— WHAT TO WORK ON —
Please find all lines in the data that hold the string "Normality" and copy them.

— DATA IN THIS EXERCISE —
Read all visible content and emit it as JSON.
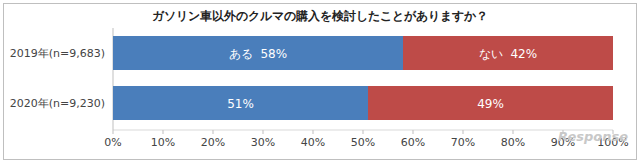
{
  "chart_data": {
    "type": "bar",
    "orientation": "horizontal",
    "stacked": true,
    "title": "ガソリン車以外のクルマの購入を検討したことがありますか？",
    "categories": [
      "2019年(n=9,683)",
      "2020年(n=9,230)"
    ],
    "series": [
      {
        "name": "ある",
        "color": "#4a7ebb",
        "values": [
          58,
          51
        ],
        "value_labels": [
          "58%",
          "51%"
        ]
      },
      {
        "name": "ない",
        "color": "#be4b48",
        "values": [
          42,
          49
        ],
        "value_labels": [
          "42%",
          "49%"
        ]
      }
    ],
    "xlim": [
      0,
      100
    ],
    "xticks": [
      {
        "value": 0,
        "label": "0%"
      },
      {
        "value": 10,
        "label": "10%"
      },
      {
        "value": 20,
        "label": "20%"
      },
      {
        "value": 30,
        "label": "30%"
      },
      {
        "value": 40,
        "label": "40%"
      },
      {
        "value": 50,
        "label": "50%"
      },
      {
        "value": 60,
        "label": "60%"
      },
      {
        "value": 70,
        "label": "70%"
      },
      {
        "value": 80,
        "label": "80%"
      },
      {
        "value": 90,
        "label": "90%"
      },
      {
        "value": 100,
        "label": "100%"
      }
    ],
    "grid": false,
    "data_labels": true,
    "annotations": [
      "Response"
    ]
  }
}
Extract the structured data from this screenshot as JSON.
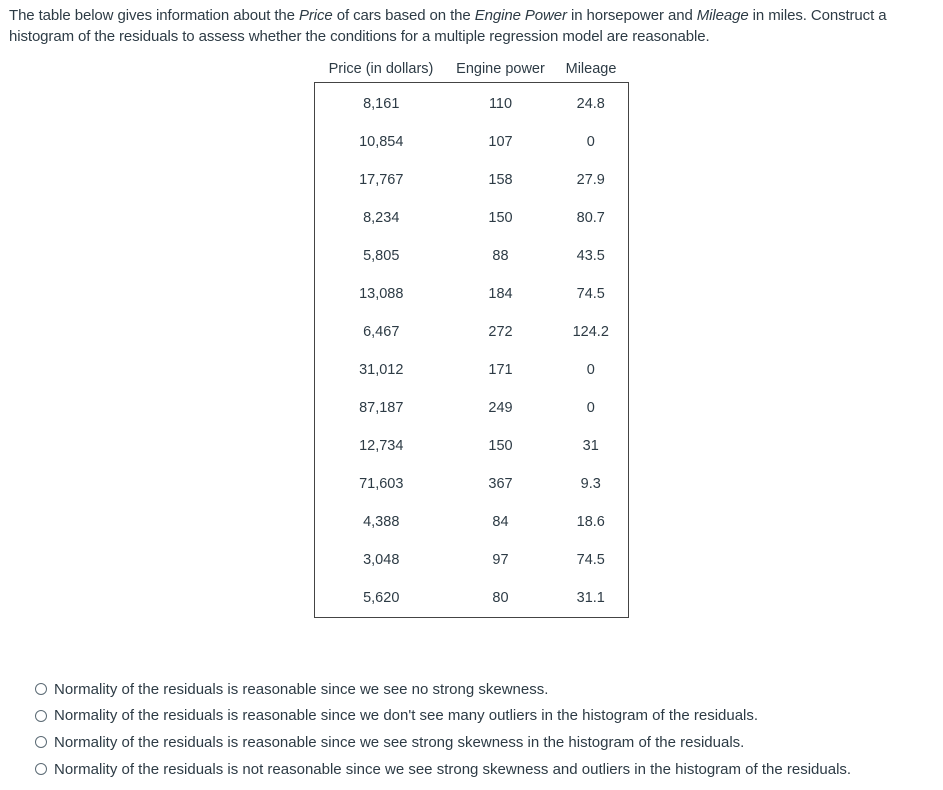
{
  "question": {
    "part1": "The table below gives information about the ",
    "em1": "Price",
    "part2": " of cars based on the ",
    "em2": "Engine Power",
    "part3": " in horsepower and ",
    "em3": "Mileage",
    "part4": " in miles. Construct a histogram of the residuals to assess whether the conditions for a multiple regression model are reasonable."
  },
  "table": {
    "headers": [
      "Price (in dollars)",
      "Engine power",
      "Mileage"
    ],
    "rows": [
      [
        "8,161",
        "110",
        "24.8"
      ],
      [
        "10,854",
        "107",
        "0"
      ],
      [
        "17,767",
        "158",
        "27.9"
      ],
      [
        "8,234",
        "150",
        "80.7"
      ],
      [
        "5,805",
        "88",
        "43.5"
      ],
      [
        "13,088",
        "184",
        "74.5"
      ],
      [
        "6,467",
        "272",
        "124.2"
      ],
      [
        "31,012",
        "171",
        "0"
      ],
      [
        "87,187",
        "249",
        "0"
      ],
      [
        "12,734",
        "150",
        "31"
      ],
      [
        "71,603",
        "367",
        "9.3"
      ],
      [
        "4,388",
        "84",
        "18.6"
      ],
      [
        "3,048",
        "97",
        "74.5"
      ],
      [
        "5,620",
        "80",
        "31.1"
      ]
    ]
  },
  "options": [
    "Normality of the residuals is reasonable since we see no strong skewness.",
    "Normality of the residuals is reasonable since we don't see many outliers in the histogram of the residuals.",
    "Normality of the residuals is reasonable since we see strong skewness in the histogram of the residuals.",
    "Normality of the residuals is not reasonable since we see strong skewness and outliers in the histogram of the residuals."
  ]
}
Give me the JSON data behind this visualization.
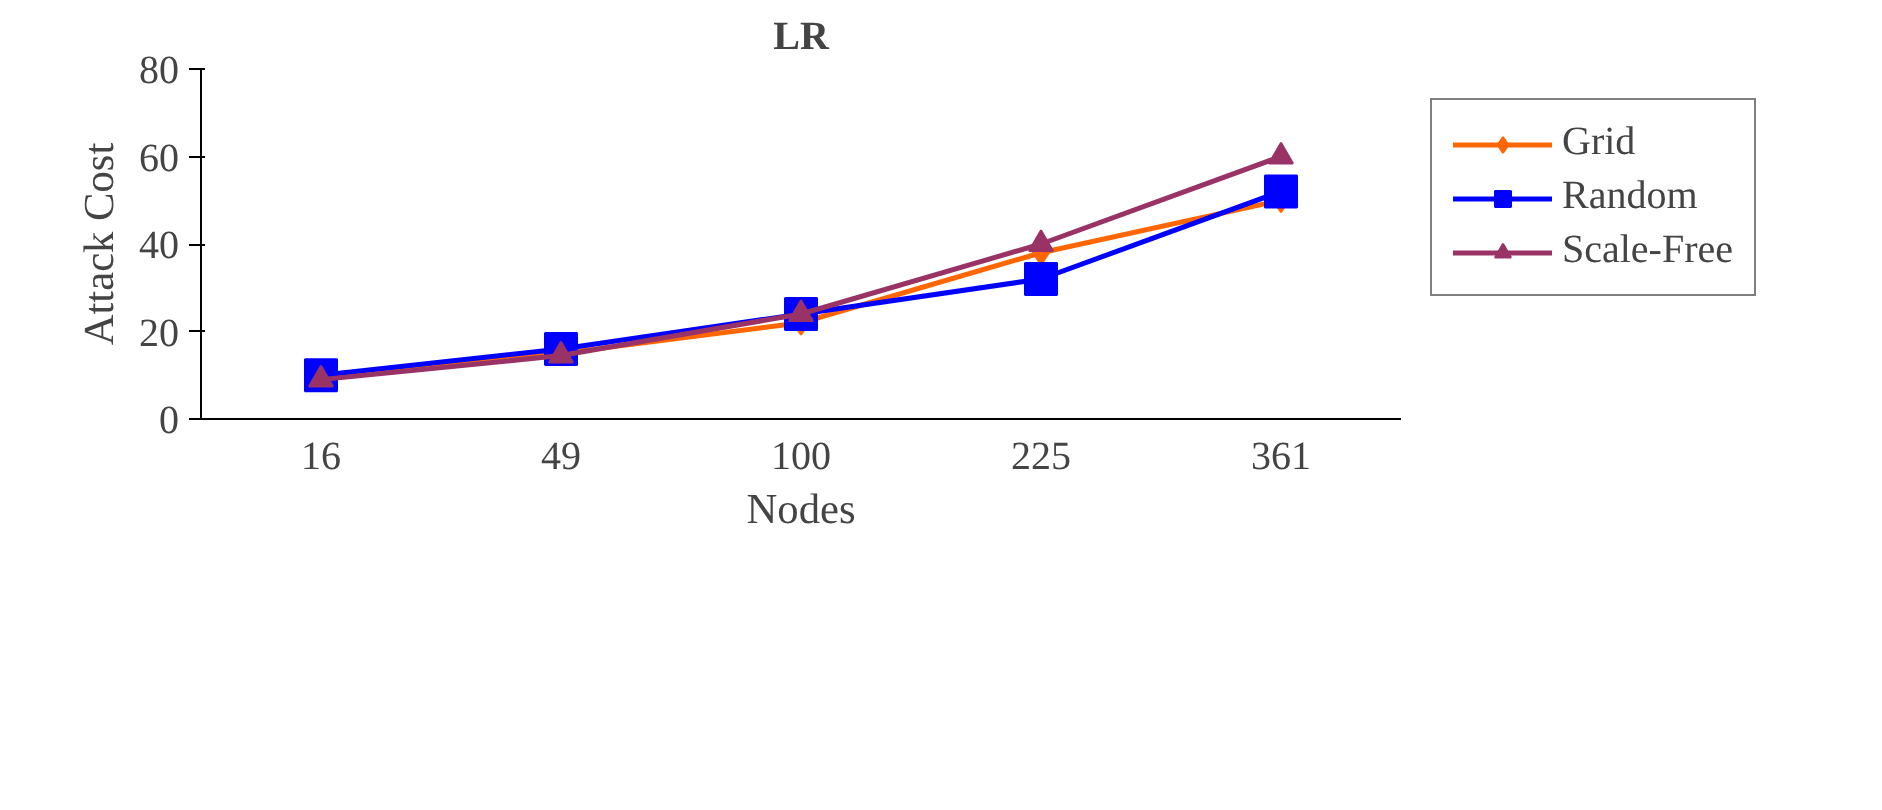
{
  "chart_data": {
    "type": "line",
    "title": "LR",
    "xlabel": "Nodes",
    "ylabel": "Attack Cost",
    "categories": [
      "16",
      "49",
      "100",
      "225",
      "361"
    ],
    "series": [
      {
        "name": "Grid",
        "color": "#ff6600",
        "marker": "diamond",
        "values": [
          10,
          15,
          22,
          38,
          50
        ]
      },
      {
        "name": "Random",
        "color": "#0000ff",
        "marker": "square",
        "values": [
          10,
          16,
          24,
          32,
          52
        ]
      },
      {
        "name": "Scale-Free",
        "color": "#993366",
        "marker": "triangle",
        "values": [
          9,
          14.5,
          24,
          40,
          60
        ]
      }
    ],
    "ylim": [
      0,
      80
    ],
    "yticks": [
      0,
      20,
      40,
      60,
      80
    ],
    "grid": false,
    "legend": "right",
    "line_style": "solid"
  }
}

— IN RESPONSE —
    "Normality of the residuals is reasonable since we see no strong skewness.",
    "Normality of the residuals is reasonable since we don't see many outliers in the histogram of the residuals.",
    "Normality of the residuals is reasonable since we see strong skewness in the histogram of the residuals.",
    "Normality of the residuals is not reasonable since we see strong skewness and outliers in the histogram of the residuals."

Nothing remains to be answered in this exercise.